(Items from a dataset)
※ ※ ※

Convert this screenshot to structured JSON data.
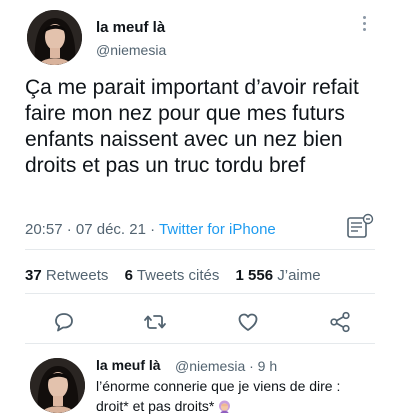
{
  "tweet": {
    "author_name": "la meuf là",
    "author_handle": "@niemesia",
    "text": "Ça me parait important d’avoir refait faire mon nez pour que mes futurs enfants naissent avec un nez bien droits et pas un truc tordu bref",
    "time": "20:57",
    "date": "07 déc. 21",
    "separator": "·",
    "source": "Twitter for iPhone"
  },
  "stats": {
    "retweets_count": "37",
    "retweets_label": "Retweets",
    "quotes_count": "6",
    "quotes_label": "Tweets cités",
    "likes_count": "1 556",
    "likes_label": "J’aime"
  },
  "actions": {
    "icons": [
      "reply-icon",
      "retweet-icon",
      "like-icon",
      "share-icon"
    ]
  },
  "reply": {
    "author_name": "la meuf là",
    "author_handle": "@niemesia · 9 h",
    "text_line1": "l’énorme connerie que je viens de dire :",
    "text_line2": "droit* et pas droits*"
  },
  "colors": {
    "accent": "#1d9bf0",
    "secondary_text": "#536471",
    "primary_text": "#0f1419",
    "icon_gray": "#536471"
  }
}
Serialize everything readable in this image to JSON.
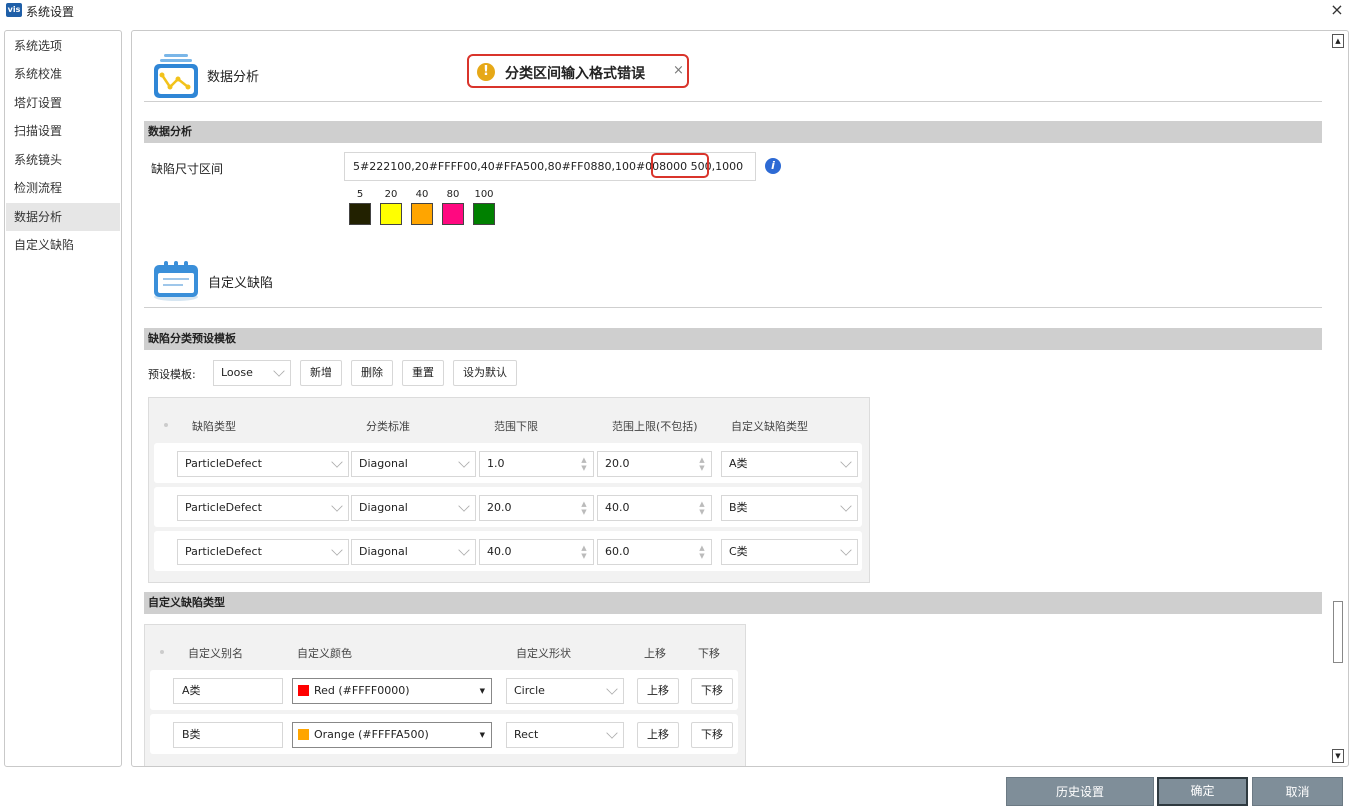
{
  "window": {
    "app_logo": "vis",
    "title": "系统设置"
  },
  "nav": {
    "items": [
      "系统选项",
      "系统校准",
      "塔灯设置",
      "扫描设置",
      "系统镜头",
      "检测流程",
      "数据分析",
      "自定义缺陷"
    ],
    "active_index": 6
  },
  "toast": {
    "message": "分类区间输入格式错误",
    "icon": "!",
    "close": "×"
  },
  "sections": {
    "data_analysis": "数据分析",
    "custom_defect": "自定义缺陷"
  },
  "data_analysis": {
    "band_title": "数据分析",
    "range_label": "缺陷尺寸区间",
    "range_value": "5#222100,20#FFFF00,40#FFA500,80#FF0880,100#008000 500,1000",
    "range_invalid_part": "500,1000",
    "info": "i",
    "swatches": [
      {
        "label": "5",
        "color": "#222100"
      },
      {
        "label": "20",
        "color": "#FFFF00"
      },
      {
        "label": "40",
        "color": "#FFA500"
      },
      {
        "label": "80",
        "color": "#FF0880"
      },
      {
        "label": "100",
        "color": "#008000"
      }
    ]
  },
  "template": {
    "band_title": "缺陷分类预设模板",
    "preset_label": "预设模板:",
    "preset_value": "Loose",
    "buttons": {
      "add": "新增",
      "delete": "删除",
      "reset": "重置",
      "set_default": "设为默认"
    },
    "headers": [
      "缺陷类型",
      "分类标准",
      "范围下限",
      "范围上限(不包括)",
      "自定义缺陷类型"
    ],
    "rows": [
      {
        "defect_type": "ParticleDefect",
        "standard": "Diagonal",
        "lower": "1.0",
        "upper": "20.0",
        "custom_type": "A类"
      },
      {
        "defect_type": "ParticleDefect",
        "standard": "Diagonal",
        "lower": "20.0",
        "upper": "40.0",
        "custom_type": "B类"
      },
      {
        "defect_type": "ParticleDefect",
        "standard": "Diagonal",
        "lower": "40.0",
        "upper": "60.0",
        "custom_type": "C类"
      }
    ]
  },
  "custom_types": {
    "band_title": "自定义缺陷类型",
    "headers": [
      "自定义别名",
      "自定义颜色",
      "自定义形状",
      "上移",
      "下移"
    ],
    "rows": [
      {
        "alias": "A类",
        "color_label": "Red (#FFFF0000)",
        "color": "#FF0000",
        "shape": "Circle",
        "up": "上移",
        "down": "下移"
      },
      {
        "alias": "B类",
        "color_label": "Orange (#FFFFA500)",
        "color": "#FFA500",
        "shape": "Rect",
        "up": "上移",
        "down": "下移"
      }
    ]
  },
  "footer": {
    "history": "历史设置",
    "ok": "确定",
    "cancel": "取消"
  }
}
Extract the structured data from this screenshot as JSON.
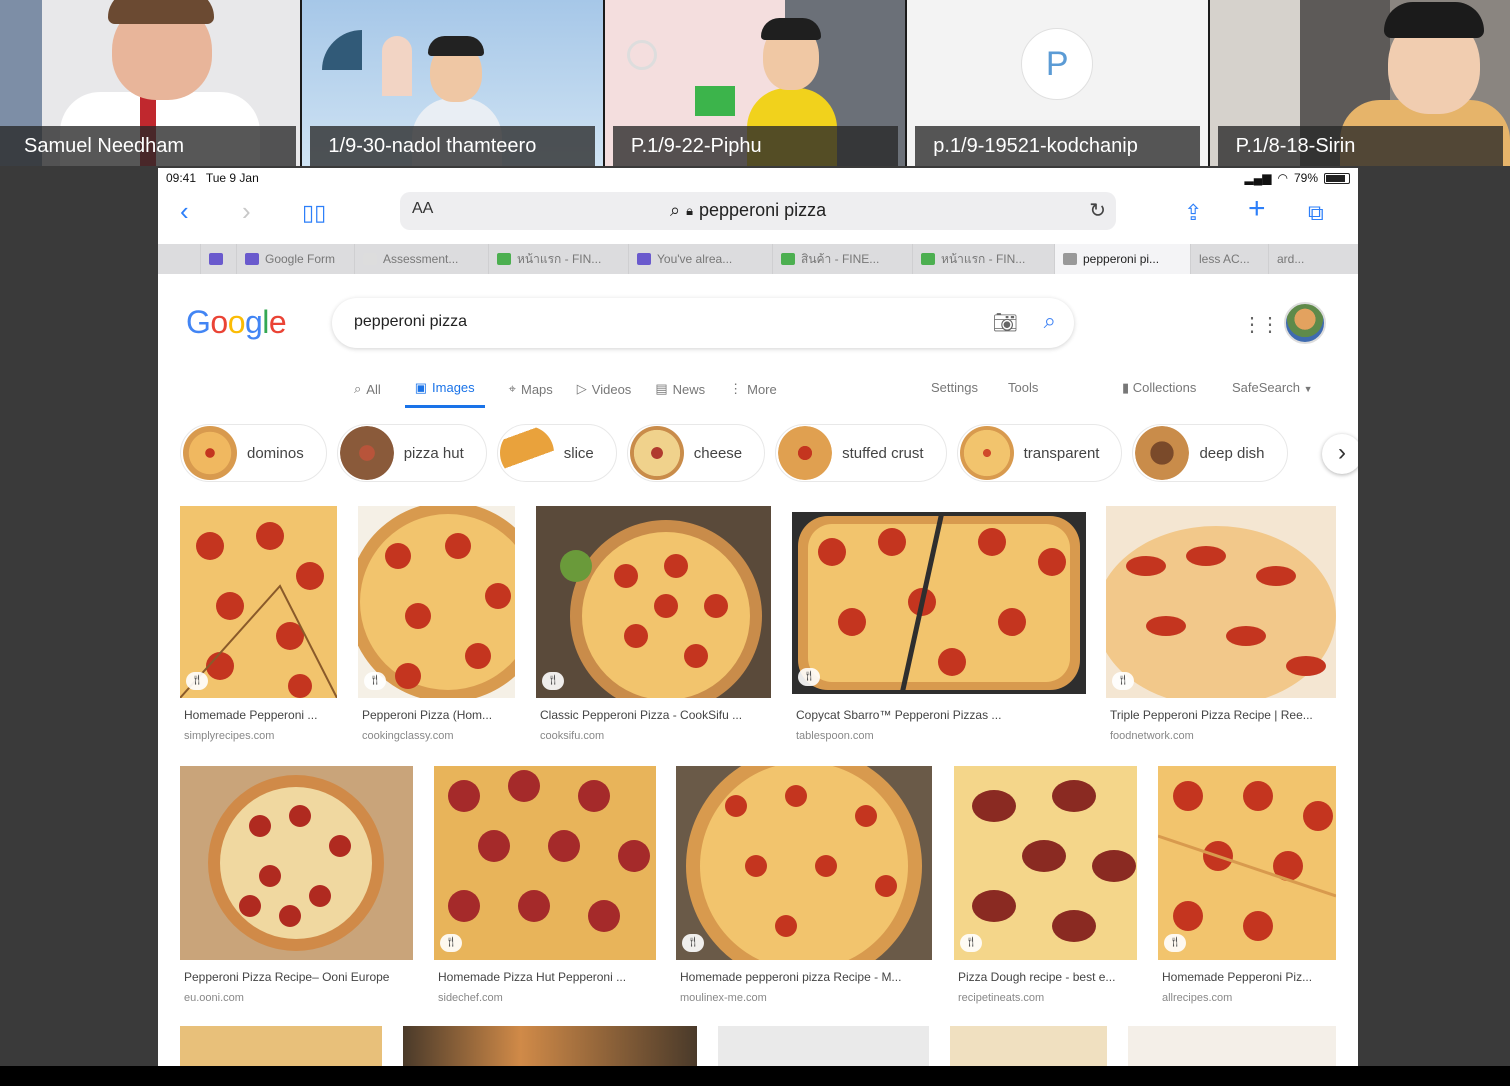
{
  "participants": [
    {
      "name": "Samuel Needham"
    },
    {
      "name": "1/9-30-nadol thamteero"
    },
    {
      "name": "P.1/9-22-Piphu"
    },
    {
      "name": "p.1/9-19521-kodchanip",
      "avatar_letter": "P"
    },
    {
      "name": "P.1/8-18-Sirin"
    }
  ],
  "status_bar": {
    "time": "09:41",
    "date": "Tue 9 Jan",
    "battery": "79%"
  },
  "address_bar": {
    "text_size_label": "AA",
    "query": "pepperoni pizza"
  },
  "tabs": [
    {
      "label": "",
      "color": "#333333"
    },
    {
      "label": "",
      "color": "#6a5acd"
    },
    {
      "label": "Google Form",
      "color": "#6a5acd"
    },
    {
      "label": "Assessment...",
      "color": "#cccccc"
    },
    {
      "label": "หน้าแรก - FIN...",
      "color": "#4caf50"
    },
    {
      "label": "You've alrea...",
      "color": "#6a5acd"
    },
    {
      "label": "สินค้า - FINE...",
      "color": "#4caf50"
    },
    {
      "label": "หน้าแรก - FIN...",
      "color": "#4caf50"
    },
    {
      "label": "pepperoni pi...",
      "color": "#999999",
      "active": true
    },
    {
      "label": "less AC...",
      "color": "#cccccc"
    },
    {
      "label": "ard...",
      "color": "#cccccc"
    }
  ],
  "google": {
    "logo": "Google",
    "search_query": "pepperoni pizza",
    "nav": {
      "all": "All",
      "images": "Images",
      "maps": "Maps",
      "videos": "Videos",
      "news": "News",
      "more": "More",
      "settings": "Settings",
      "tools": "Tools",
      "collections": "Collections",
      "safesearch": "SafeSearch"
    },
    "chips": [
      "dominos",
      "pizza hut",
      "slice",
      "cheese",
      "stuffed crust",
      "transparent",
      "deep dish"
    ],
    "row1": [
      {
        "caption": "Homemade Pepperoni ...",
        "source": "simplyrecipes.com"
      },
      {
        "caption": "Pepperoni Pizza (Hom...",
        "source": "cookingclassy.com"
      },
      {
        "caption": "Classic Pepperoni Pizza - CookSifu ...",
        "source": "cooksifu.com"
      },
      {
        "caption": "Copycat Sbarro™ Pepperoni Pizzas ...",
        "source": "tablespoon.com"
      },
      {
        "caption": "Triple Pepperoni Pizza Recipe | Ree...",
        "source": "foodnetwork.com"
      }
    ],
    "row2": [
      {
        "caption": "Pepperoni Pizza Recipe– Ooni Europe",
        "source": "eu.ooni.com"
      },
      {
        "caption": "Homemade Pizza Hut Pepperoni ...",
        "source": "sidechef.com"
      },
      {
        "caption": "Homemade pepperoni pizza Recipe - M...",
        "source": "moulinex-me.com"
      },
      {
        "caption": "Pizza Dough recipe - best e...",
        "source": "recipetineats.com"
      },
      {
        "caption": "Homemade Pepperoni Piz...",
        "source": "allrecipes.com"
      }
    ]
  },
  "colors": {
    "accent": "#1a73e8",
    "safari_blue": "#2d7ff9",
    "pepperoni": "#c4351f",
    "cheese": "#f2c46d",
    "crust": "#d89a4e"
  }
}
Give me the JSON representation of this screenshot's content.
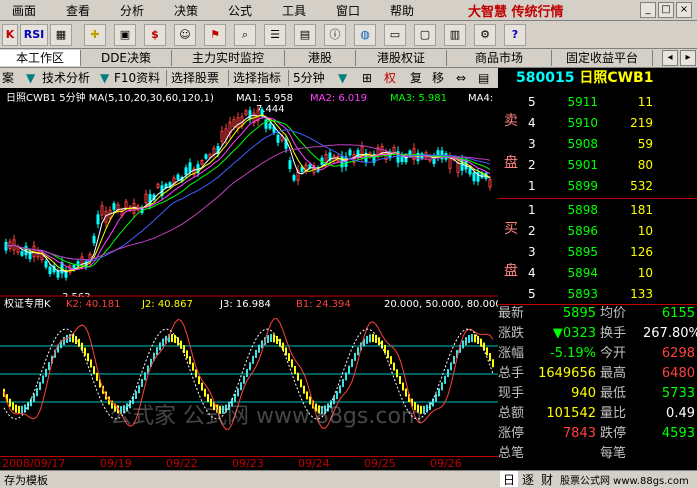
{
  "menu": {
    "items": [
      "画面",
      "查看",
      "分析",
      "决策",
      "公式",
      "工具",
      "窗口",
      "帮助"
    ],
    "logo_text": "大智慧 传统行情"
  },
  "toolbar": {
    "buttons": [
      "K",
      "RSI",
      "",
      "",
      "$",
      "",
      "",
      "",
      "",
      "",
      "",
      "",
      "",
      "",
      "",
      "",
      "",
      "",
      "",
      "",
      "?"
    ]
  },
  "tabs": [
    "本工作区",
    "DDE决策",
    "主力实时监控",
    "港股",
    "港股权证",
    "商品市场",
    "固定收益平台"
  ],
  "funcbar": {
    "items": [
      "案",
      "技术分析",
      "F10资料",
      "选择股票",
      "选择指标",
      "5分钟",
      "权",
      "复",
      "移"
    ]
  },
  "stock": {
    "code": "580015",
    "name": "日照CWB1"
  },
  "main_chart": {
    "label": "日照CWB1 5分钟 MA(5,10,20,30,60,120,1)",
    "ma1_label": "MA1: 5.958",
    "ma2_label": "MA2: 6.019",
    "ma3_label": "MA3: 5.981",
    "ma4_label": "MA4:",
    "high_label": "7.444",
    "low_label": "3.562"
  },
  "sub_chart": {
    "label": "权证专用K",
    "k2_label": "K2: 40.181",
    "j2_label": "J2: 40.867",
    "j3_label": "J3: 16.984",
    "b_label": "B1: 24.394",
    "levels_label": "20.000, 50.000, 80.000"
  },
  "dates": [
    "2008/09/17",
    "09/19",
    "09/22",
    "09/23",
    "09/24",
    "09/25",
    "09/26"
  ],
  "order_book": {
    "sell_label": "卖",
    "sell_label2": "盘",
    "buy_label": "买",
    "buy_label2": "盘",
    "sells": [
      {
        "level": "5",
        "price": "5911",
        "vol": "11"
      },
      {
        "level": "4",
        "price": "5910",
        "vol": "219"
      },
      {
        "level": "3",
        "price": "5908",
        "vol": "59"
      },
      {
        "level": "2",
        "price": "5901",
        "vol": "80"
      },
      {
        "level": "1",
        "price": "5899",
        "vol": "532"
      }
    ],
    "buys": [
      {
        "level": "1",
        "price": "5898",
        "vol": "181"
      },
      {
        "level": "2",
        "price": "5896",
        "vol": "10"
      },
      {
        "level": "3",
        "price": "5895",
        "vol": "126"
      },
      {
        "level": "4",
        "price": "5894",
        "vol": "10"
      },
      {
        "level": "5",
        "price": "5893",
        "vol": "133"
      }
    ]
  },
  "quote": [
    {
      "l": "最新",
      "v": "5895",
      "vc": "#00ff00",
      "r": "均价",
      "w": "6155",
      "wc": "#00ff00"
    },
    {
      "l": "涨跌",
      "v": "▼0323",
      "vc": "#00ff00",
      "r": "换手",
      "w": "267.80%",
      "wc": "#ffffff"
    },
    {
      "l": "涨幅",
      "v": "-5.19%",
      "vc": "#00ff00",
      "r": "今开",
      "w": "6298",
      "wc": "#ff4040"
    },
    {
      "l": "总手",
      "v": "1649656",
      "vc": "#ffff00",
      "r": "最高",
      "w": "6480",
      "wc": "#ff4040"
    },
    {
      "l": "现手",
      "v": "940",
      "vc": "#ffff00",
      "r": "最低",
      "w": "5733",
      "wc": "#00ff00"
    },
    {
      "l": "总额",
      "v": "101542",
      "vc": "#ffff00",
      "r": "量比",
      "w": "0.49",
      "wc": "#ffffff"
    },
    {
      "l": "涨停",
      "v": "7843",
      "vc": "#ff4040",
      "r": "跌停",
      "w": "4593",
      "wc": "#00ff00"
    },
    {
      "l": "总笔",
      "v": "",
      "vc": "#ffffff",
      "r": "每笔",
      "w": "",
      "wc": "#ffffff"
    }
  ],
  "watermark": "公式家 公式网 www.88gs.com",
  "status": {
    "left": "存为模板",
    "tabs": [
      "日",
      "逐",
      "财"
    ],
    "right": "股票公式网 www.88gs.com"
  },
  "colors": {
    "accent": "#c00000",
    "up": "#ff4040",
    "down": "#00ff00",
    "bg": "#000000"
  }
}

※ ※ ※

§ Exercise brief
Examine the listing and say how many of its lines contain the string "caption". Give the number alone.

§ Problem solution
10